Exercise prompt: Look through the lines below and extract any with the word "Delivery".

++++++++

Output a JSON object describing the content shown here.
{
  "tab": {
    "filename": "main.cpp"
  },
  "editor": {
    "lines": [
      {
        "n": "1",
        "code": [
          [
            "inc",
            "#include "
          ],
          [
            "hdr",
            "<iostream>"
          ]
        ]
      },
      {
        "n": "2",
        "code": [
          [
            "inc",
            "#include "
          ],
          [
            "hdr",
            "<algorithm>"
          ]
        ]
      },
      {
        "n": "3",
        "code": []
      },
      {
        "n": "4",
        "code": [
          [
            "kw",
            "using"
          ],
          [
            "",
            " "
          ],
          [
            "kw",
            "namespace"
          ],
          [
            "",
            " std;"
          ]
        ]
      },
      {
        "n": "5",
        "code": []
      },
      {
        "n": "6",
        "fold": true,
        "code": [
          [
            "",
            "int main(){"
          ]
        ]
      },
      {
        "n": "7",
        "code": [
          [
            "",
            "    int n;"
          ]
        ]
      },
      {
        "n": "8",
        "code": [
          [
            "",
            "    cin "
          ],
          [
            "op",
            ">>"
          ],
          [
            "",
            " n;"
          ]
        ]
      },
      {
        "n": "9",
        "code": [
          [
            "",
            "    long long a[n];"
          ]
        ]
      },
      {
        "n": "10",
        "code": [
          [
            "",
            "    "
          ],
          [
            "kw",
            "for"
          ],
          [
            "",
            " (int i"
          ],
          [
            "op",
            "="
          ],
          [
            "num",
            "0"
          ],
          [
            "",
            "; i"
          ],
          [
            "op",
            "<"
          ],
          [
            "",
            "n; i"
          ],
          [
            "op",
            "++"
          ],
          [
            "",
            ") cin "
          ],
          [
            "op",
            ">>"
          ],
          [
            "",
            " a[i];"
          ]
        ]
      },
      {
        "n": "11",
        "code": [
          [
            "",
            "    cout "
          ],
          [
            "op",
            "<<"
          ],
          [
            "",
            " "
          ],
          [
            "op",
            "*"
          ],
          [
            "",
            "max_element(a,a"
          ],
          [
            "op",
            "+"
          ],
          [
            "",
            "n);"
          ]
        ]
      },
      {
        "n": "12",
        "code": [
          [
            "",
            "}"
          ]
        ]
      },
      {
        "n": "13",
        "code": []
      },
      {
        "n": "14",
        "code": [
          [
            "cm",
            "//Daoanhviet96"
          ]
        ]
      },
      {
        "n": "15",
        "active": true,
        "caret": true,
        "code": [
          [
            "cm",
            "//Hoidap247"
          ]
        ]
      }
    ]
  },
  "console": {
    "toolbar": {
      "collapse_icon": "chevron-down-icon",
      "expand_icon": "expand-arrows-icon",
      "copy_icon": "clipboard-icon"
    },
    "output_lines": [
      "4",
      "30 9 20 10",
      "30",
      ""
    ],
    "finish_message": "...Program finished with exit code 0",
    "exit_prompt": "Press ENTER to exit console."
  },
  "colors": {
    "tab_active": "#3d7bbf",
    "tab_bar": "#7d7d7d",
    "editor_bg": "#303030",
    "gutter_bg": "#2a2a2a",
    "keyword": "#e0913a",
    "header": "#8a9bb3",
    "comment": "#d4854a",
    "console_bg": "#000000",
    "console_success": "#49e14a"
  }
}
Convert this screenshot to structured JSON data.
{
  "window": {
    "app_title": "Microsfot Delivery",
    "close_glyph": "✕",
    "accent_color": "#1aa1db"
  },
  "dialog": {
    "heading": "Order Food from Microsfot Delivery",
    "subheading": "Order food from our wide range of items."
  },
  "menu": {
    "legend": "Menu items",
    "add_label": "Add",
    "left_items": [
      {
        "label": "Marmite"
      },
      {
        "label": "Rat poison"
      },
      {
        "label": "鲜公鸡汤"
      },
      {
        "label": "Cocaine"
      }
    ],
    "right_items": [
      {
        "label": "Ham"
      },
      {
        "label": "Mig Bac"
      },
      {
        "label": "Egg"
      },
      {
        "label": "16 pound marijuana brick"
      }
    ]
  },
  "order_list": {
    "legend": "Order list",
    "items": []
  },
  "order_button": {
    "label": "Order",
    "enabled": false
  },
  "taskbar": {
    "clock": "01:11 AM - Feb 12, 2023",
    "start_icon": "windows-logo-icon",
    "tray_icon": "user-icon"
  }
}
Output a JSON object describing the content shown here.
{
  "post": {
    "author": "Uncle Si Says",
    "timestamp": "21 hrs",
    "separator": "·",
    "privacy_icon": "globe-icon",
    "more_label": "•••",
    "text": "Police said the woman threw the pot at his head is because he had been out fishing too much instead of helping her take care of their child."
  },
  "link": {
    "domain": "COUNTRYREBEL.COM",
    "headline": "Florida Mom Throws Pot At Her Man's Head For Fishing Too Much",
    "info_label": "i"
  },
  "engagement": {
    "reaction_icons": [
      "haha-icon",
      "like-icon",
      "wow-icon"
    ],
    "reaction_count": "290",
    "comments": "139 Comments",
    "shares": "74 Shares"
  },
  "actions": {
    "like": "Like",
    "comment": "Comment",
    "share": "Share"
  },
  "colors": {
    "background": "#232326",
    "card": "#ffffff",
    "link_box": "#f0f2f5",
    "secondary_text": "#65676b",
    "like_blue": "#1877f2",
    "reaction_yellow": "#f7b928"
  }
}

++++++++

Expected answer:
    "app_title": "Microsfot Delivery",
    "heading": "Order Food from Microsfot Delivery",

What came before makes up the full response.